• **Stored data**
* * * * * * *
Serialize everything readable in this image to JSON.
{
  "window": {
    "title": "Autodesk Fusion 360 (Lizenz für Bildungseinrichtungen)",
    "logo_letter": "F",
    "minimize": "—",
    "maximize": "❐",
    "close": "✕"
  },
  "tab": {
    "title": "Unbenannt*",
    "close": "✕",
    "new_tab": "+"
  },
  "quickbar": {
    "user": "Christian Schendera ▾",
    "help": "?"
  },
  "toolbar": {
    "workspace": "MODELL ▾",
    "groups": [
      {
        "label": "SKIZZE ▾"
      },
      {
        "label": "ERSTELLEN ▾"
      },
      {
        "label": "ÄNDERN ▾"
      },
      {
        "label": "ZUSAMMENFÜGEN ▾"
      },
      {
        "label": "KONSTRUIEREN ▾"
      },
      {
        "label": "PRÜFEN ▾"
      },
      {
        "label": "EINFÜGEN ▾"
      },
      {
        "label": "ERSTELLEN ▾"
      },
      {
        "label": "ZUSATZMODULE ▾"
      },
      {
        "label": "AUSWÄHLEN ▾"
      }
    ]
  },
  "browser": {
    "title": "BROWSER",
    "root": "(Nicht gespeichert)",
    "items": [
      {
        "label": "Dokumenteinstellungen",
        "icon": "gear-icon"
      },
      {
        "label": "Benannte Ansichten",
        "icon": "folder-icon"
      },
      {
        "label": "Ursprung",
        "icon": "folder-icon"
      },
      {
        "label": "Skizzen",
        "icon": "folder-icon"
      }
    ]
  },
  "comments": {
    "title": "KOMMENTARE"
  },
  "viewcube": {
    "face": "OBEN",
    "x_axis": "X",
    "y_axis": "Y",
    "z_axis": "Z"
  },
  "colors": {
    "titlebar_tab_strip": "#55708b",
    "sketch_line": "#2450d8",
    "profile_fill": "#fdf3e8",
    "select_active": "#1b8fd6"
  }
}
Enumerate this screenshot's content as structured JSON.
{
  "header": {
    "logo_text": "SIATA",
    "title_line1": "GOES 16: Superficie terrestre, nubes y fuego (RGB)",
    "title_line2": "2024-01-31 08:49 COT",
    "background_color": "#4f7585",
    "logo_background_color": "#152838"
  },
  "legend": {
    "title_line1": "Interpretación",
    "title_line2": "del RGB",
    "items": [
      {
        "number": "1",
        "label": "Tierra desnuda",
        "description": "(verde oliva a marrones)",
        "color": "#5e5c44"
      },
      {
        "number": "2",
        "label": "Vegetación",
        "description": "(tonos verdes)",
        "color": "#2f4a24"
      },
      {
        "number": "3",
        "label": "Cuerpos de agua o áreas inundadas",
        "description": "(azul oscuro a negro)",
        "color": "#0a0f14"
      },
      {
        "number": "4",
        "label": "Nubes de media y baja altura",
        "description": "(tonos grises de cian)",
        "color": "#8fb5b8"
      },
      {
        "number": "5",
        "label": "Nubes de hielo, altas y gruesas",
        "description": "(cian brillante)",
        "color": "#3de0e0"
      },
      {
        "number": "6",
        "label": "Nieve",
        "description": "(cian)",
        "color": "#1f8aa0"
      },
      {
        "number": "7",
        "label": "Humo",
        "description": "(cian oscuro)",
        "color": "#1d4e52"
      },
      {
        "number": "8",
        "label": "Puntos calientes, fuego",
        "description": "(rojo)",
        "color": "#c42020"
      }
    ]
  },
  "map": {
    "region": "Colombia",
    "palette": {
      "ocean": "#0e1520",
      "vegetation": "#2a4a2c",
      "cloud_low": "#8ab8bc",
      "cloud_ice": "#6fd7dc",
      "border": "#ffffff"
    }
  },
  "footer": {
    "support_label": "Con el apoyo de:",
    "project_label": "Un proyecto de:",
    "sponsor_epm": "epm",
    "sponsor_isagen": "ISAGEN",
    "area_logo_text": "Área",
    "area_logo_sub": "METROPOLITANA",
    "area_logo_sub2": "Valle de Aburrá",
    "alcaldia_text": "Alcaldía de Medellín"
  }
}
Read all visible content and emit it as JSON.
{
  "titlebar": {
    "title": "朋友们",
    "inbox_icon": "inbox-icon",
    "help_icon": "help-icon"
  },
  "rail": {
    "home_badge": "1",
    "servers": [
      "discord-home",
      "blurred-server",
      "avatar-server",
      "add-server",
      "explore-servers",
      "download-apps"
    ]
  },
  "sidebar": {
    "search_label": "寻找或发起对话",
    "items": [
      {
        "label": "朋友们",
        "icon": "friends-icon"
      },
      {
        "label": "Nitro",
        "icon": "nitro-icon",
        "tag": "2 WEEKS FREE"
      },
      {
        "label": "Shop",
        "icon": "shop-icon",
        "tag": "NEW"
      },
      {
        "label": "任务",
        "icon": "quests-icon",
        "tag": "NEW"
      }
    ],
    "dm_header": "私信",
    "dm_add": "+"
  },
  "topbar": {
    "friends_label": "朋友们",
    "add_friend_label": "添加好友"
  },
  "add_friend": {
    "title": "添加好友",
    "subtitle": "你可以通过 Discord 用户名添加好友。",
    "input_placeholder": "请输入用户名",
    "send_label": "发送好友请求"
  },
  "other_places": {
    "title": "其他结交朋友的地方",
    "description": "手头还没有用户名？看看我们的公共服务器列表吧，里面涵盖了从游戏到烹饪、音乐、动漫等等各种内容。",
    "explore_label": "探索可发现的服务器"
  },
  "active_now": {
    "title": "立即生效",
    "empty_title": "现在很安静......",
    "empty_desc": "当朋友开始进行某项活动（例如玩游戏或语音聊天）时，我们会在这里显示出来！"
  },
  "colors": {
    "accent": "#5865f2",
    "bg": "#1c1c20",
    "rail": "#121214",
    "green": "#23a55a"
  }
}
* * * * * * *
Reproduce the full listing exactly.

• **Finished exercise**
Serialize everything readable in this image to JSON.
{
  "window": {
    "title": "Autodesk Fusion 360 (Lizenz für Bildungseinrichtungen)",
    "logo_letter": "F",
    "minimize": "—",
    "maximize": "❐",
    "close": "✕"
  },
  "tab": {
    "title": "Unbenannt*",
    "close": "✕",
    "new_tab": "+"
  },
  "quickbar": {
    "user": "Christian Schendera ▾",
    "help": "?"
  },
  "toolbar": {
    "workspace": "MODELL ▾",
    "groups": [
      {
        "label": "SKIZZE ▾"
      },
      {
        "label": "ERSTELLEN ▾"
      },
      {
        "label": "ÄNDERN ▾"
      },
      {
        "label": "ZUSAMMENFÜGEN ▾"
      },
      {
        "label": "KONSTRUIEREN ▾"
      },
      {
        "label": "PRÜFEN ▾"
      },
      {
        "label": "EINFÜGEN ▾"
      },
      {
        "label": "ERSTELLEN ▾"
      },
      {
        "label": "ZUSATZMODULE ▾"
      },
      {
        "label": "AUSWÄHLEN ▾"
      }
    ]
  },
  "browser": {
    "title": "BROWSER",
    "root": "(Nicht gespeichert)",
    "items": [
      {
        "label": "Dokumenteinstellungen",
        "icon": "gear-icon"
      },
      {
        "label": "Benannte Ansichten",
        "icon": "folder-icon"
      },
      {
        "label": "Ursprung",
        "icon": "folder-icon"
      },
      {
        "label": "Skizzen",
        "icon": "folder-icon"
      }
    ]
  },
  "comments": {
    "title": "KOMMENTARE"
  },
  "viewcube": {
    "face": "OBEN",
    "x_axis": "X",
    "y_axis": "Y",
    "z_axis": "Z"
  },
  "colors": {
    "titlebar_tab_strip": "#55708b",
    "sketch_line": "#2450d8",
    "profile_fill": "#fdf3e8",
    "select_active": "#1b8fd6"
  }
}
Enumerate this screenshot's content as structured JSON.
{
  "header": {
    "logo_text": "SIATA",
    "title_line1": "GOES 16: Superficie terrestre, nubes y fuego (RGB)",
    "title_line2": "2024-01-31 08:49 COT",
    "background_color": "#4f7585",
    "logo_background_color": "#152838"
  },
  "legend": {
    "title_line1": "Interpretación",
    "title_line2": "del RGB",
    "items": [
      {
        "number": "1",
        "label": "Tierra desnuda",
        "description": "(verde oliva a marrones)",
        "color": "#5e5c44"
      },
      {
        "number": "2",
        "label": "Vegetación",
        "description": "(tonos verdes)",
        "color": "#2f4a24"
      },
      {
        "number": "3",
        "label": "Cuerpos de agua o áreas inundadas",
        "description": "(azul oscuro a negro)",
        "color": "#0a0f14"
      },
      {
        "number": "4",
        "label": "Nubes de media y baja altura",
        "description": "(tonos grises de cian)",
        "color": "#8fb5b8"
      },
      {
        "number": "5",
        "label": "Nubes de hielo, altas y gruesas",
        "description": "(cian brillante)",
        "color": "#3de0e0"
      },
      {
        "number": "6",
        "label": "Nieve",
        "description": "(cian)",
        "color": "#1f8aa0"
      },
      {
        "number": "7",
        "label": "Humo",
        "description": "(cian oscuro)",
        "color": "#1d4e52"
      },
      {
        "number": "8",
        "label": "Puntos calientes, fuego",
        "description": "(rojo)",
        "color": "#c42020"
      }
    ]
  },
  "map": {
    "region": "Colombia",
    "palette": {
      "ocean": "#0e1520",
      "vegetation": "#2a4a2c",
      "cloud_low": "#8ab8bc",
      "cloud_ice": "#6fd7dc",
      "border": "#ffffff"
    }
  },
  "footer": {
    "support_label": "Con el apoyo de:",
    "project_label": "Un proyecto de:",
    "sponsor_epm": "epm",
    "sponsor_isagen": "ISAGEN",
    "area_logo_text": "Área",
    "area_logo_sub": "METROPOLITANA",
    "area_logo_sub2": "Valle de Aburrá",
    "alcaldia_text": "Alcaldía de Medellín"
  }
}
Read all visible content and emit it as JSON.
{
  "titlebar": {
    "title": "朋友们",
    "inbox_icon": "inbox-icon",
    "help_icon": "help-icon"
  },
  "rail": {
    "home_badge": "1",
    "servers": [
      "discord-home",
      "blurred-server",
      "avatar-server",
      "add-server",
      "explore-servers",
      "download-apps"
    ]
  },
  "sidebar": {
    "search_label": "寻找或发起对话",
    "items": [
      {
        "label": "朋友们",
        "icon": "friends-icon"
      },
      {
        "label": "Nitro",
        "icon": "nitro-icon",
        "tag": "2 WEEKS FREE"
      },
      {
        "label": "Shop",
        "icon": "shop-icon",
        "tag": "NEW"
      },
      {
        "label": "任务",
        "icon": "quests-icon",
        "tag": "NEW"
      }
    ],
    "dm_header": "私信",
    "dm_add": "+"
  },
  "topbar": {
    "friends_label": "朋友们",
    "add_friend_label": "添加好友"
  },
  "add_friend": {
    "title": "添加好友",
    "subtitle": "你可以通过 Discord 用户名添加好友。",
    "input_placeholder": "请输入用户名",
    "send_label": "发送好友请求"
  },
  "other_places": {
    "title": "其他结交朋友的地方",
    "description": "手头还没有用户名？看看我们的公共服务器列表吧，里面涵盖了从游戏到烹饪、音乐、动漫等等各种内容。",
    "explore_label": "探索可发现的服务器"
  },
  "active_now": {
    "title": "立即生效",
    "empty_title": "现在很安静......",
    "empty_desc": "当朋友开始进行某项活动（例如玩游戏或语音聊天）时，我们会在这里显示出来！"
  },
  "colors": {
    "accent": "#5865f2",
    "bg": "#1c1c20",
    "rail": "#121214",
    "green": "#23a55a"
  }
}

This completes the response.